> YOUR GOAL:
Find each line containing the string "left" and return it.

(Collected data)

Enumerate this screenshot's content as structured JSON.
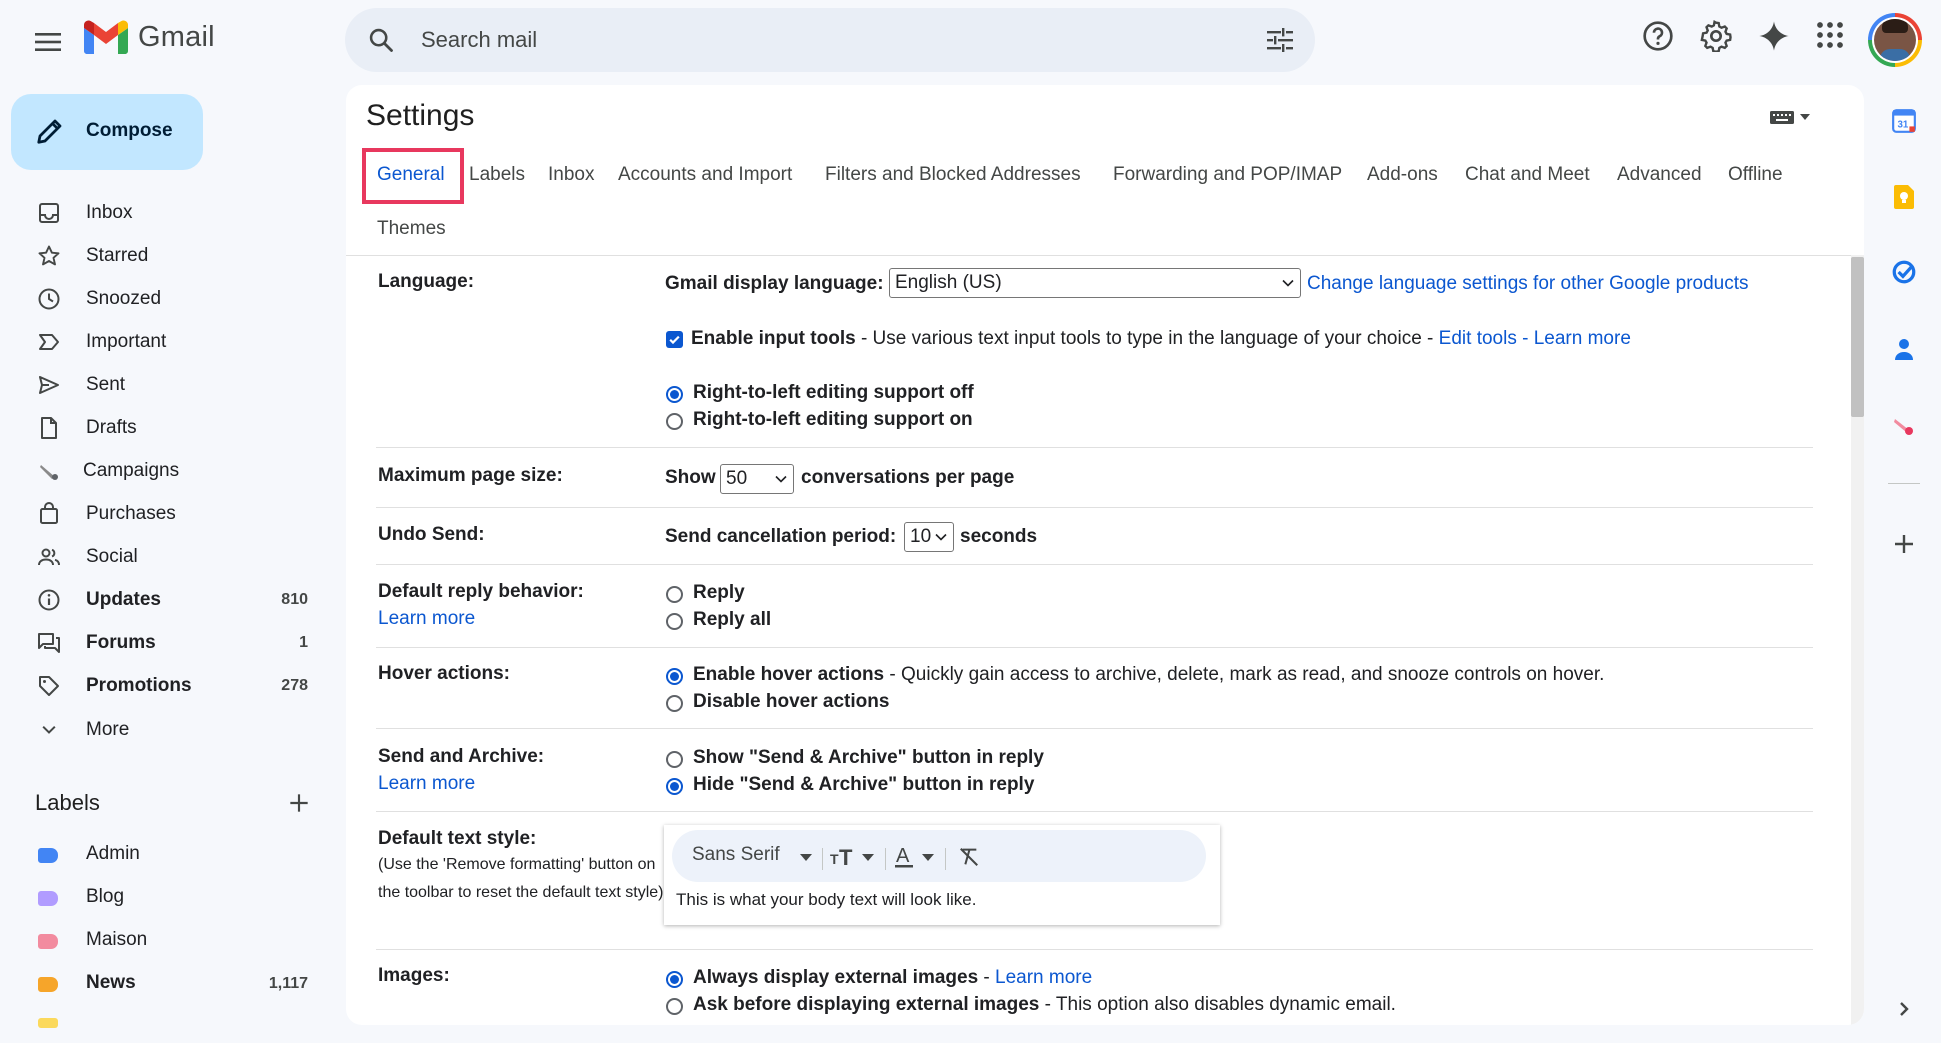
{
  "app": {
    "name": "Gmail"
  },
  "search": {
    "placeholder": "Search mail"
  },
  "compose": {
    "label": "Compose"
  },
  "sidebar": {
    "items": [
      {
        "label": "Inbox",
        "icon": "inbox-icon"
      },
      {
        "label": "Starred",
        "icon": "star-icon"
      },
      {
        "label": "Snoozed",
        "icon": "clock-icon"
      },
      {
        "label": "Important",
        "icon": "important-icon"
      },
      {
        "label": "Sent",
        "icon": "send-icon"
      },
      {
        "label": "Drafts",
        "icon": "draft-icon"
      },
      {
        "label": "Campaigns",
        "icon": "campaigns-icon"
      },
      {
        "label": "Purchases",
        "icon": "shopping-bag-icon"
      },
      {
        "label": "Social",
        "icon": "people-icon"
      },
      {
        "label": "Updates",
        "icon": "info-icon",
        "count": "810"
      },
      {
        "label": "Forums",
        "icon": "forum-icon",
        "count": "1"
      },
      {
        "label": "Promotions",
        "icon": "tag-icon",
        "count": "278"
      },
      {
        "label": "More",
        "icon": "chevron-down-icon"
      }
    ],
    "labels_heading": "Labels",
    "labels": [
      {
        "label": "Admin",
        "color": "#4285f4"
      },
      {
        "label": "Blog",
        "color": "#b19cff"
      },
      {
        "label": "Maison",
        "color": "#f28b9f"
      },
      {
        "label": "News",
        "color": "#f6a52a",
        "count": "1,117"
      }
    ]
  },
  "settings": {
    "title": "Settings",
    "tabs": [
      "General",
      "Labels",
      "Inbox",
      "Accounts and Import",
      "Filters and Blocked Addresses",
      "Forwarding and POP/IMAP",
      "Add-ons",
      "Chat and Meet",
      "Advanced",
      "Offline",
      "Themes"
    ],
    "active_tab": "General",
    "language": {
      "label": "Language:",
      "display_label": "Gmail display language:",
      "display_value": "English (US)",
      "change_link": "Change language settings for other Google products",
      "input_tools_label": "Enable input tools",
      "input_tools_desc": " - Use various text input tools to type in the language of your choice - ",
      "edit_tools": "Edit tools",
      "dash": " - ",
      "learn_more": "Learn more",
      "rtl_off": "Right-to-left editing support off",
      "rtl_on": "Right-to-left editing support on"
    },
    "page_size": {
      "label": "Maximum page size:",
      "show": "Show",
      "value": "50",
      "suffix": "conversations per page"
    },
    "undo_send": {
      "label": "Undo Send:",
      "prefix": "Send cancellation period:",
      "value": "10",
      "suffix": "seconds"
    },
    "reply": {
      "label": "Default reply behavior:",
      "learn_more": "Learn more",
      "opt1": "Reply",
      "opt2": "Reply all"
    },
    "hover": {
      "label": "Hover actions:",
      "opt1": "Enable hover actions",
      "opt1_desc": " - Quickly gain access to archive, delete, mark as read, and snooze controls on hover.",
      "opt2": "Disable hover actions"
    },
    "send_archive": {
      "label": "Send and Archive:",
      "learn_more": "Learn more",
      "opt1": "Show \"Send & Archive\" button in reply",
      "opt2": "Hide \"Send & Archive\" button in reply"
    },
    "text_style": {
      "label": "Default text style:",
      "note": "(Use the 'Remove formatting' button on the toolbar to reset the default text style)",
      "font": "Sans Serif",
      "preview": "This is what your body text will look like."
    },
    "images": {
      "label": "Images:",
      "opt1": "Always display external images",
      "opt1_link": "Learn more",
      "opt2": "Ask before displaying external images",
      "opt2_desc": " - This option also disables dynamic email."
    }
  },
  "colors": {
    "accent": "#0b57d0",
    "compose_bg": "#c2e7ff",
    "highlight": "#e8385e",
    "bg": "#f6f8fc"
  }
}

* * *

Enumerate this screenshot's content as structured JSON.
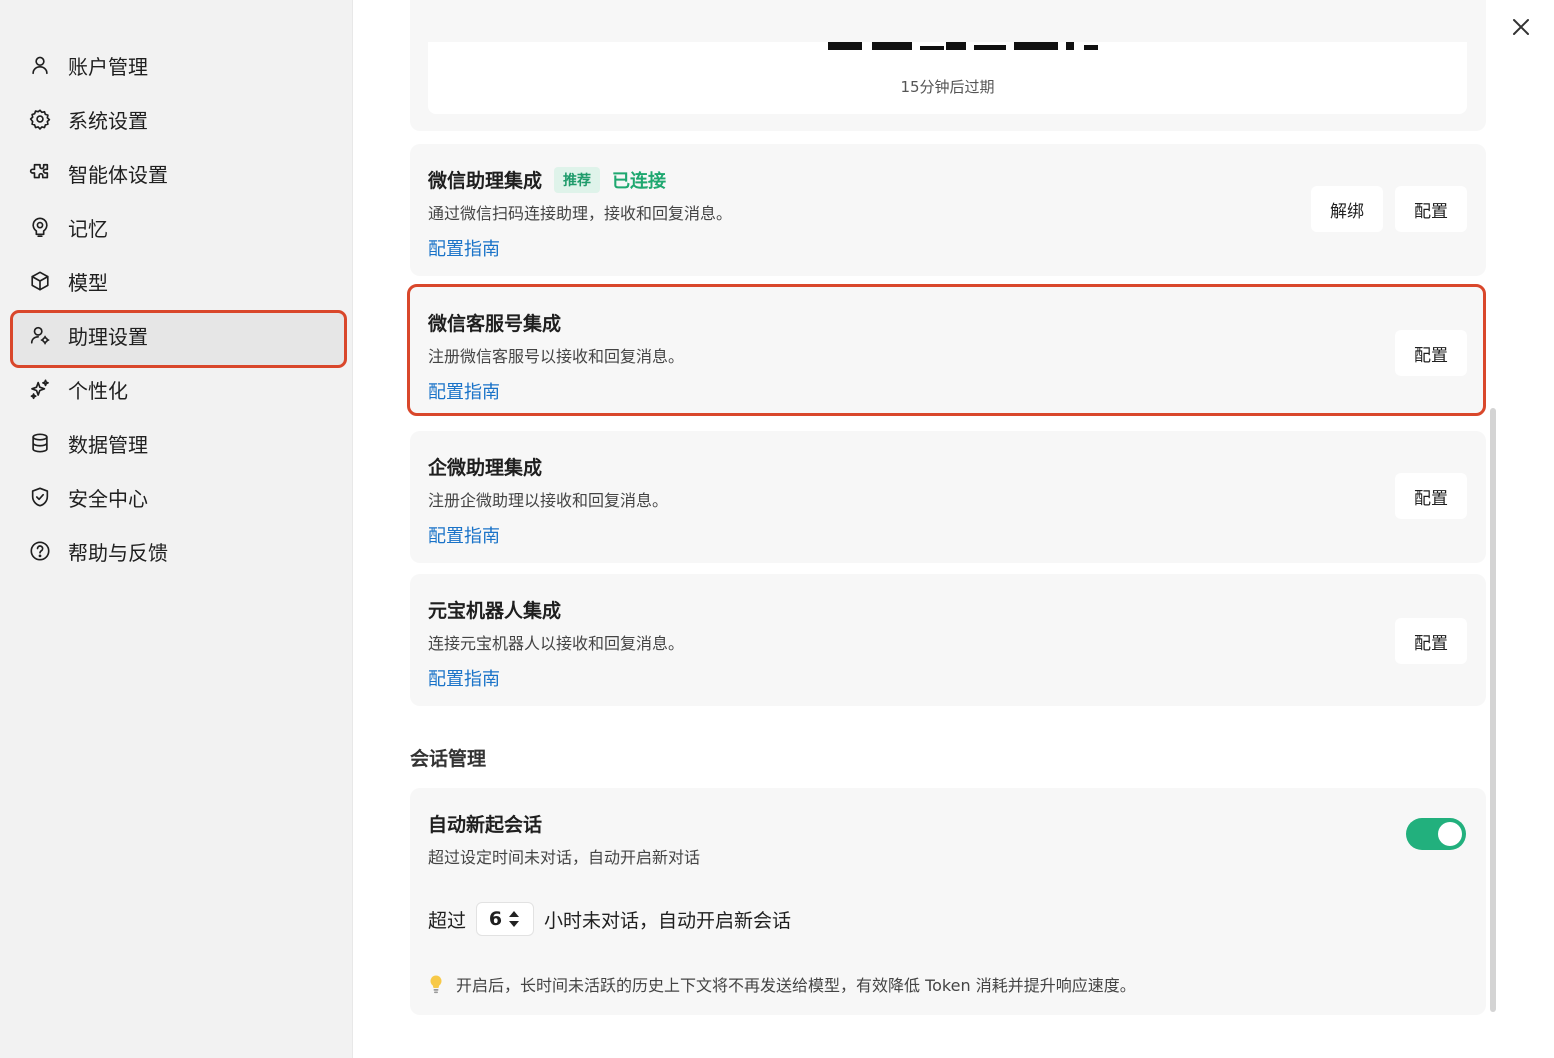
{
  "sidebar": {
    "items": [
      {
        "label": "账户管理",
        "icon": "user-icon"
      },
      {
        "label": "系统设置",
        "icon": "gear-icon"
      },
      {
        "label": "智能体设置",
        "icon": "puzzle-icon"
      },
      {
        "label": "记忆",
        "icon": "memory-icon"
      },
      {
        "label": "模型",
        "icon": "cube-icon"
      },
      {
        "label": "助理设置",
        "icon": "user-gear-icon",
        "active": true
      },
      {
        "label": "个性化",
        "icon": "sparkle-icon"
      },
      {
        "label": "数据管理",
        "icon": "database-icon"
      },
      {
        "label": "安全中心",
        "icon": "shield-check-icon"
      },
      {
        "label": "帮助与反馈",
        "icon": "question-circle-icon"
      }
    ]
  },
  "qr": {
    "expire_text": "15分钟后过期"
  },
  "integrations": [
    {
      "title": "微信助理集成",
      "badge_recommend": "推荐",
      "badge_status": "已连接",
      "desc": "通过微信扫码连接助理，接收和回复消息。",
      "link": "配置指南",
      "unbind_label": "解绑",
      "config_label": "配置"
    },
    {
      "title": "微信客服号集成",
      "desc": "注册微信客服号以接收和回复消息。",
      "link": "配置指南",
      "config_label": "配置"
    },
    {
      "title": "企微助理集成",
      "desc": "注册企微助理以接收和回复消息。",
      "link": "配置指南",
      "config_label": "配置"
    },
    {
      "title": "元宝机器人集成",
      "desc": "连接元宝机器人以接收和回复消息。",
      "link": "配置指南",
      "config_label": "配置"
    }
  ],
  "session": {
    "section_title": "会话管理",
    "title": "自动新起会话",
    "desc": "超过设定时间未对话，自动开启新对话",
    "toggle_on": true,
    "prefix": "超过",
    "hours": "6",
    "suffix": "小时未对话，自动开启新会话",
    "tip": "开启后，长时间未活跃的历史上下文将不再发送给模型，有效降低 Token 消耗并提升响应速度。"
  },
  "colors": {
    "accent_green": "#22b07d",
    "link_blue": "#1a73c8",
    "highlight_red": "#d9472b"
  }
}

> TASK RESPONSE:
      "rtl_off": "Right-to-left editing support off",
      "rtl_on": "Right-to-left editing support on"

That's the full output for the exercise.